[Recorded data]
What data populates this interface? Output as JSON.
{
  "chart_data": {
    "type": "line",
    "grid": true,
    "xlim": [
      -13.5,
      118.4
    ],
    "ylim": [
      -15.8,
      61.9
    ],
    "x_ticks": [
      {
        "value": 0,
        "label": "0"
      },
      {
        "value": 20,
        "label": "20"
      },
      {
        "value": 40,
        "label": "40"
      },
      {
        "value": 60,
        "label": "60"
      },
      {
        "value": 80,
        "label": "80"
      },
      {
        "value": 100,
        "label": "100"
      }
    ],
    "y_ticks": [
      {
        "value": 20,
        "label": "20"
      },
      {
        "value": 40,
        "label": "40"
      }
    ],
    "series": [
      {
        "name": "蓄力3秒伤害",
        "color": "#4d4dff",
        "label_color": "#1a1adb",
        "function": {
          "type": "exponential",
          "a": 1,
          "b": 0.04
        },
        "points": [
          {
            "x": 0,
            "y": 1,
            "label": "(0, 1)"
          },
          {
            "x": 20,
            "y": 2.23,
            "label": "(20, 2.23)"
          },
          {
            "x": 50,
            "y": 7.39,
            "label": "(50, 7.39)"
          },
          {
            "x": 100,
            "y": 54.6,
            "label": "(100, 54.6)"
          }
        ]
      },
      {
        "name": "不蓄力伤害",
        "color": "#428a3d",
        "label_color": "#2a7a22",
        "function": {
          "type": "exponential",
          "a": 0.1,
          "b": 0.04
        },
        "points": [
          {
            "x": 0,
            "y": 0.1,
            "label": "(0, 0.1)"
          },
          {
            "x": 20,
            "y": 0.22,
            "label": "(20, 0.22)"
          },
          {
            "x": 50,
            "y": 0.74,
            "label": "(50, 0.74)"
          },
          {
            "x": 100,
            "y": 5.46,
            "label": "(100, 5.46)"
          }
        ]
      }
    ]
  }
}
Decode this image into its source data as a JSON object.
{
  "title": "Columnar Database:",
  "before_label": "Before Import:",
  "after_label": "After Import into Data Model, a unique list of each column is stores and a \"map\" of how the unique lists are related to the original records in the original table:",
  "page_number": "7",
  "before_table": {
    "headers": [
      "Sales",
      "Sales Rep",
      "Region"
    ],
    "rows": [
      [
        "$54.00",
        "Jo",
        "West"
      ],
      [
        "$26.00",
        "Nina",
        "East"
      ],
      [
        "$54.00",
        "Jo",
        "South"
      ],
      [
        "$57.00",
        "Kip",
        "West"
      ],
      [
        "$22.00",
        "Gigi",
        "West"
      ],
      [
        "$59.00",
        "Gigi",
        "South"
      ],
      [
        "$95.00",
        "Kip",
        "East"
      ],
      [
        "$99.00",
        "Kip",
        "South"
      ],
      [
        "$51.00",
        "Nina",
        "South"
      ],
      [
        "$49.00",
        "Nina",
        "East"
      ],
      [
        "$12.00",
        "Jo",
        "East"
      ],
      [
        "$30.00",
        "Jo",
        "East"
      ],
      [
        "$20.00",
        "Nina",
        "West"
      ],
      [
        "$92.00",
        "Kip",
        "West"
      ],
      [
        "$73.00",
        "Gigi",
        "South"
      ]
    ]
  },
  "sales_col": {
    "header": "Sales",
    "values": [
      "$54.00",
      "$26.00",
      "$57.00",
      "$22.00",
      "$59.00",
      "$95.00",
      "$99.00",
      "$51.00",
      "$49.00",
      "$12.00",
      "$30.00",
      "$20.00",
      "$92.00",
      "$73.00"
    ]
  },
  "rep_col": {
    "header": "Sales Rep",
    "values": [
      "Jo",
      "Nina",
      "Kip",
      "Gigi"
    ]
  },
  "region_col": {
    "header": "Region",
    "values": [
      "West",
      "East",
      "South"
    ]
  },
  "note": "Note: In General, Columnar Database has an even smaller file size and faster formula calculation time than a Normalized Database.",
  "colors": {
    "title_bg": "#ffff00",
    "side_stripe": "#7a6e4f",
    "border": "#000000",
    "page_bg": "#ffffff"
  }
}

• [WORK REQUIRED] Go through the listing above and restate it word for word.

• [RESPONSE TO THIS EXERCISE]
What data populates this interface? Output as JSON.
{
  "chart_data": {
    "type": "line",
    "grid": true,
    "xlim": [
      -13.5,
      118.4
    ],
    "ylim": [
      -15.8,
      61.9
    ],
    "x_ticks": [
      {
        "value": 0,
        "label": "0"
      },
      {
        "value": 20,
        "label": "20"
      },
      {
        "value": 40,
        "label": "40"
      },
      {
        "value": 60,
        "label": "60"
      },
      {
        "value": 80,
        "label": "80"
      },
      {
        "value": 100,
        "label": "100"
      }
    ],
    "y_ticks": [
      {
        "value": 20,
        "label": "20"
      },
      {
        "value": 40,
        "label": "40"
      }
    ],
    "series": [
      {
        "name": "蓄力3秒伤害",
        "color": "#4d4dff",
        "label_color": "#1a1adb",
        "function": {
          "type": "exponential",
          "a": 1,
          "b": 0.04
        },
        "points": [
          {
            "x": 0,
            "y": 1,
            "label": "(0, 1)"
          },
          {
            "x": 20,
            "y": 2.23,
            "label": "(20, 2.23)"
          },
          {
            "x": 50,
            "y": 7.39,
            "label": "(50, 7.39)"
          },
          {
            "x": 100,
            "y": 54.6,
            "label": "(100, 54.6)"
          }
        ]
      },
      {
        "name": "不蓄力伤害",
        "color": "#428a3d",
        "label_color": "#2a7a22",
        "function": {
          "type": "exponential",
          "a": 0.1,
          "b": 0.04
        },
        "points": [
          {
            "x": 0,
            "y": 0.1,
            "label": "(0, 0.1)"
          },
          {
            "x": 20,
            "y": 0.22,
            "label": "(20, 0.22)"
          },
          {
            "x": 50,
            "y": 0.74,
            "label": "(50, 0.74)"
          },
          {
            "x": 100,
            "y": 5.46,
            "label": "(100, 5.46)"
          }
        ]
      }
    ]
  }
}
Decode this image into its source data as a JSON object.
{
  "title": "Columnar Database:",
  "before_label": "Before Import:",
  "after_label": "After Import into Data Model, a unique list of each column is stores and a \"map\" of how the unique lists are related to the original records in the original table:",
  "page_number": "7",
  "before_table": {
    "headers": [
      "Sales",
      "Sales Rep",
      "Region"
    ],
    "rows": [
      [
        "$54.00",
        "Jo",
        "West"
      ],
      [
        "$26.00",
        "Nina",
        "East"
      ],
      [
        "$54.00",
        "Jo",
        "South"
      ],
      [
        "$57.00",
        "Kip",
        "West"
      ],
      [
        "$22.00",
        "Gigi",
        "West"
      ],
      [
        "$59.00",
        "Gigi",
        "South"
      ],
      [
        "$95.00",
        "Kip",
        "East"
      ],
      [
        "$99.00",
        "Kip",
        "South"
      ],
      [
        "$51.00",
        "Nina",
        "South"
      ],
      [
        "$49.00",
        "Nina",
        "East"
      ],
      [
        "$12.00",
        "Jo",
        "East"
      ],
      [
        "$30.00",
        "Jo",
        "East"
      ],
      [
        "$20.00",
        "Nina",
        "West"
      ],
      [
        "$92.00",
        "Kip",
        "West"
      ],
      [
        "$73.00",
        "Gigi",
        "South"
      ]
    ]
  },
  "sales_col": {
    "header": "Sales",
    "values": [
      "$54.00",
      "$26.00",
      "$57.00",
      "$22.00",
      "$59.00",
      "$95.00",
      "$99.00",
      "$51.00",
      "$49.00",
      "$12.00",
      "$30.00",
      "$20.00",
      "$92.00",
      "$73.00"
    ]
  },
  "rep_col": {
    "header": "Sales Rep",
    "values": [
      "Jo",
      "Nina",
      "Kip",
      "Gigi"
    ]
  },
  "region_col": {
    "header": "Region",
    "values": [
      "West",
      "East",
      "South"
    ]
  },
  "note": "Note: In General, Columnar Database has an even smaller file size and faster formula calculation time than a Normalized Database.",
  "colors": {
    "title_bg": "#ffff00",
    "side_stripe": "#7a6e4f",
    "border": "#000000",
    "page_bg": "#ffffff"
  }
}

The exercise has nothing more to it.